-- Tarea A --
Copia sin ningún cambio las líneas de los registros que van desde la que contiene "11, 262, 17]" hasta la que contiene "square-f4[interactable] [123, 115, 140, 132]", ambas incluidas.

A las que luchan.
Quien tiene miedo no tiene poder.
Amelia VARLCÁRCEL
La tensión entre los que deben defender ciertas normas, opiniones o valores y los que han de abogar por otras normas, opiniones o valores, a fin de cambiar los existentes, es el resultado sobre el que descansa la evolución de una sociedad. Si la organización social existente no admite esa tensión, hay que considerar como una solución sana, como una salida ineludible, la necesidad y la probabilidad de cambiar de arriba abajo la organización social.
Serge MOSCOVICI
PRÓLOGO
No puedo estar más de acuerdo con Ramón Martínez cuando afirma que «la clave para garantizar el progreso democrático de una sociedad se encuentra... en la calidad de los vínculos que sus integrantes puedan establecer entre sí, en la posibilidad de construir diferentes nexos que permitan la empatía hacia el resto de conciudadanos y conciudadanas, en colocarse en su lugar y comprender sus necesidades...». Este ideal de respeto profundo a la libertad de los demás, que comporta un radical rechazo de todas las conductas intolerantes, como la homofobia, es un desiderátum de la cultura democrática, sin duda un ideal de largo alcance.
Creo, no obstante, que el lector, y el propio autor de esta obra, comprenderán que comience estas líneas, y dedique buena parte de ellas, a glosar la importancia de la parte ya recorrida, esperamos que irreversiblemente, al menos en su vertiente jurídica, por la sociedad española en pos de dicho ideal.
Que en 2005 —hace solo un año celebramos el décimo aniversario— nuestro país fuera uno de los primeros del mundo en abrir el matrimonio a las personas del mismo sexo, con todas las consecuencias, también en relación con la adopción, y que la ley que lo hizo posible cuente hoy con el respaldo unánime de las fuerzas parlamentarias, y el altísimamente mayoritario de la sociedad española, es un hecho muy notable si se tiene en cuenta que hace solo unas décadas España era un Estado confesional católico, en el que sus normas definían la homosexualidad como un comportamiento «antisocial» y prescribían el internamiento de los homosexuales en centros de reeducación.
Así había ocurrido, en efecto, como se nos recuerda en esta obra, hasta principios de 1979, cuando esas normas devinieron incompatibles con la Constitución española recién aprobada entonces.
Además, la Ley del matrimonio igualitario, que se debe, que se la debemos, a la propia sociedad española y muy especialmente a los activistas LGTB, ha servido, junto a otras leyes de derechos de parecida carga simbólica, como la de igualdad efectiva entre mujeres y hombres, de referencia social de tolerancia y respeto; de una tolerancia y un respeto que, como he tenido oportunidad de señalar en alguna ocasión, no es divisible, en el sentido de que quien los practica con la identidad sexual también lo hace normalmente con la de género, o con la de origen, raza o color de piel...

-- Datos mostrados --
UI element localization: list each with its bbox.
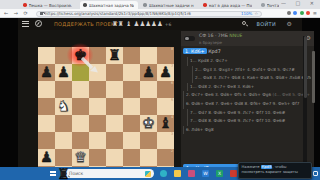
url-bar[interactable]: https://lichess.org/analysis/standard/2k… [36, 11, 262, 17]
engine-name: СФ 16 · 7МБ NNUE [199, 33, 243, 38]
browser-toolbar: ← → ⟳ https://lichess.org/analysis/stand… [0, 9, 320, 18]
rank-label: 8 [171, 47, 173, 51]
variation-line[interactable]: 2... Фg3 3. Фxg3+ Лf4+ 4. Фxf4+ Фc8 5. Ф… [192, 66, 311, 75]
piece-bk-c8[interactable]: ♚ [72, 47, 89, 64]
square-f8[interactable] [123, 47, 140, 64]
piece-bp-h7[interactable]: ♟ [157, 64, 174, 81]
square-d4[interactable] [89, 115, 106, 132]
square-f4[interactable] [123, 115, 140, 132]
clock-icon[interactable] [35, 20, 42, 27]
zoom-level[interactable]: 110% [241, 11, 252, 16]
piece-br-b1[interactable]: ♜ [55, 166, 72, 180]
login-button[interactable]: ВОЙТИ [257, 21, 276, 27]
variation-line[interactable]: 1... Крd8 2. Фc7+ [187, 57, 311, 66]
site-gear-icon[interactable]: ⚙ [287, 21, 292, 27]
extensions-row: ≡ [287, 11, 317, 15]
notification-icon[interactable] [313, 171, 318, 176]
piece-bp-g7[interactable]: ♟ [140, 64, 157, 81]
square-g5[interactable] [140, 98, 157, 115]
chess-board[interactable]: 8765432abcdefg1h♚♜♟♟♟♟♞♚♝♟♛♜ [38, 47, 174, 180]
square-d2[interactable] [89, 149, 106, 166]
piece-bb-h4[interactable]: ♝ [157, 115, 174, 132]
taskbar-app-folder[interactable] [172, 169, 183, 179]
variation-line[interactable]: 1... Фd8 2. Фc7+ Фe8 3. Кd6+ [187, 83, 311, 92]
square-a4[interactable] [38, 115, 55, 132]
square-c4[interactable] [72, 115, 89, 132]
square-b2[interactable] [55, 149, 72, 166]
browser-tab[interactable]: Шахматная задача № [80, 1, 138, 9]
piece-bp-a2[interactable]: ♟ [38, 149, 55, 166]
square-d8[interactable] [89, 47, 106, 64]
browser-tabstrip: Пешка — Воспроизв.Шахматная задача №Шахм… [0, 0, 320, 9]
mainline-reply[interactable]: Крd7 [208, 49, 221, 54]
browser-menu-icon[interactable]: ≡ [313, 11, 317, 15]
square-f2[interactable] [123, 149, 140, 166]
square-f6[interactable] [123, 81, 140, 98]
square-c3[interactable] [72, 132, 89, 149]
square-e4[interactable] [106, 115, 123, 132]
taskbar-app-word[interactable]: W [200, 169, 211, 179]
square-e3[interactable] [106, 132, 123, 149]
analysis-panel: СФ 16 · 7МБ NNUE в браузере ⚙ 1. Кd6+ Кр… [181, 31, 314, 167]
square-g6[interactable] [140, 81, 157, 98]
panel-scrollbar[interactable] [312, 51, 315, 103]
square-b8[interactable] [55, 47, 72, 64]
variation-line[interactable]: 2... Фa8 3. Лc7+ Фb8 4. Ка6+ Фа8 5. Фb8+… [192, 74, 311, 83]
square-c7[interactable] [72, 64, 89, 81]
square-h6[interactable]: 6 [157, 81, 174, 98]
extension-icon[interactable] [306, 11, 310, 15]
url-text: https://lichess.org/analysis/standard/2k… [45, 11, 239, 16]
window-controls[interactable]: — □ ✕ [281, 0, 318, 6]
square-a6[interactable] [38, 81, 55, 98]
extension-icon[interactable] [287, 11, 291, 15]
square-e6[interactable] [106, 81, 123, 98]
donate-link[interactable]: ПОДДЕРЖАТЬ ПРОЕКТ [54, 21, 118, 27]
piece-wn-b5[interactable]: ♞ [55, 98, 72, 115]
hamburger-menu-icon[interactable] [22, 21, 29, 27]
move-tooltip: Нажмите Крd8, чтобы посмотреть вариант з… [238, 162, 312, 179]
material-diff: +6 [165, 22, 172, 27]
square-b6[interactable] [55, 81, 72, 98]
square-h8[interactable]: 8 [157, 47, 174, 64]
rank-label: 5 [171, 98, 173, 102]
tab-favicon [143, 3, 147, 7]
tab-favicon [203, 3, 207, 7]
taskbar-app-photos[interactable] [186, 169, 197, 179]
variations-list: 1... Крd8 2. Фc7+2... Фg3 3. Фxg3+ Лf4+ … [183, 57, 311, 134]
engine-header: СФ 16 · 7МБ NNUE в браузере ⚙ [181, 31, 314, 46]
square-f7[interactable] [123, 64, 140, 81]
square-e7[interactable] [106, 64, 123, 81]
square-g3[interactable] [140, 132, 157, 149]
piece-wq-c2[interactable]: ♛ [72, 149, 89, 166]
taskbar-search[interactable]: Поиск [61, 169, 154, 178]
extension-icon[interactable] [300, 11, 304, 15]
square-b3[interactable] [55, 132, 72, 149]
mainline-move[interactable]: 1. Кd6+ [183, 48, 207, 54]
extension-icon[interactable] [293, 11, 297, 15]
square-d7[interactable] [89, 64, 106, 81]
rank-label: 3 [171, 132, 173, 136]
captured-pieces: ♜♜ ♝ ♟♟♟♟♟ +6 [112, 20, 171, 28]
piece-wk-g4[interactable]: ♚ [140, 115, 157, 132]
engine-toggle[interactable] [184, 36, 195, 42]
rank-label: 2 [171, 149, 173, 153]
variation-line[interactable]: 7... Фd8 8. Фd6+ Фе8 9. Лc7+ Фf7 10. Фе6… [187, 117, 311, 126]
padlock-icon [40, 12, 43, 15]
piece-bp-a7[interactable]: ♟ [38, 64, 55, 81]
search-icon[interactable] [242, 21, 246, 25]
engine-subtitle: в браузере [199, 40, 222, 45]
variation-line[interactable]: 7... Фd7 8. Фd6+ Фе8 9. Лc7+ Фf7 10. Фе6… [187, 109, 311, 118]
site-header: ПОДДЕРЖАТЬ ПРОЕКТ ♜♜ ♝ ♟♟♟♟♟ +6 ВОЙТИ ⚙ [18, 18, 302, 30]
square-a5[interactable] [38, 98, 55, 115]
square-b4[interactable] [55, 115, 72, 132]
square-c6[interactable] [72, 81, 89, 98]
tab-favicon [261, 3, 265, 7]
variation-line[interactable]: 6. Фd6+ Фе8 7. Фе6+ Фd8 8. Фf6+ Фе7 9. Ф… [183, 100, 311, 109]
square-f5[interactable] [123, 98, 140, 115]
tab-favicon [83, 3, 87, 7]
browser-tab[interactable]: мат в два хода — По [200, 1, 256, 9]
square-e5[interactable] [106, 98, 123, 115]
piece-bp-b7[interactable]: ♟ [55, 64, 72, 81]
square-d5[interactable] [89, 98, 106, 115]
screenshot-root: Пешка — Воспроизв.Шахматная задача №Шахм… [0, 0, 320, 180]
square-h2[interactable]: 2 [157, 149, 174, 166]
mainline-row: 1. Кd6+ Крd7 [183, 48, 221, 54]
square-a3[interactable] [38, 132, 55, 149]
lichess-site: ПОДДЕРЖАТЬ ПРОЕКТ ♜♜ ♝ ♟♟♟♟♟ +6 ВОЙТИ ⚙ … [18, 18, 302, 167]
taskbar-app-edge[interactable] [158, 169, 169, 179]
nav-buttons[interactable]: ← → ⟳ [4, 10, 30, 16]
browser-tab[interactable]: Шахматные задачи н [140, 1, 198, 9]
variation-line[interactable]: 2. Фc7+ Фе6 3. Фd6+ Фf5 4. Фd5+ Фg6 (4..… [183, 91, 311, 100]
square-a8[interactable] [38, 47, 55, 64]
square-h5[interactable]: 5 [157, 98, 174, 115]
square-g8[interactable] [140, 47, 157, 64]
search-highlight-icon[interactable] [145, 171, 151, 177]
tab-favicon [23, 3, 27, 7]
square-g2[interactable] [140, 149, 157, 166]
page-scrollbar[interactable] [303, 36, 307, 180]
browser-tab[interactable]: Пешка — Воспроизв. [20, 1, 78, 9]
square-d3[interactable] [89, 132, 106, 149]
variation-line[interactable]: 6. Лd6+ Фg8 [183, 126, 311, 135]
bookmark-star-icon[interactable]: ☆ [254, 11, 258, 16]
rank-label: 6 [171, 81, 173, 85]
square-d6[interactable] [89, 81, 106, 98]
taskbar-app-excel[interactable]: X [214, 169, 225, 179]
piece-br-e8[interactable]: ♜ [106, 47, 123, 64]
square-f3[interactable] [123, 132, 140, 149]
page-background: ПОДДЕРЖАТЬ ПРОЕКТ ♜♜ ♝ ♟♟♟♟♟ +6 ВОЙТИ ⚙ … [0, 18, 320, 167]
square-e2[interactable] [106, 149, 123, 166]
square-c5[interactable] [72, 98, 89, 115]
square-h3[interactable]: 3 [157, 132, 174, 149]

-- Tarea B --
Según el fragmento de texto, ¿en qué año abrió España el matrimonio a las personas del mismo sexo?

-- Respuesta A --
url-bar[interactable]: https://lichess.org/analysis/standard/2k… [36, 11, 262, 17]
engine-name: СФ 16 · 7МБ NNUE [199, 33, 243, 38]
browser-toolbar: ← → ⟳ https://lichess.org/analysis/stand… [0, 9, 320, 18]
rank-label: 8 [171, 47, 173, 51]
variation-line[interactable]: 2... Фg3 3. Фxg3+ Лf4+ 4. Фxf4+ Фc8 5. Ф… [192, 66, 311, 75]
piece-bk-c8[interactable]: ♚ [72, 47, 89, 64]
square-f8[interactable] [123, 47, 140, 64]
piece-bp-h7[interactable]: ♟ [157, 64, 174, 81]
square-d4[interactable] [89, 115, 106, 132]
square-f4[interactable] [123, 115, 140, 132]

-- Respuesta B --
En 2005.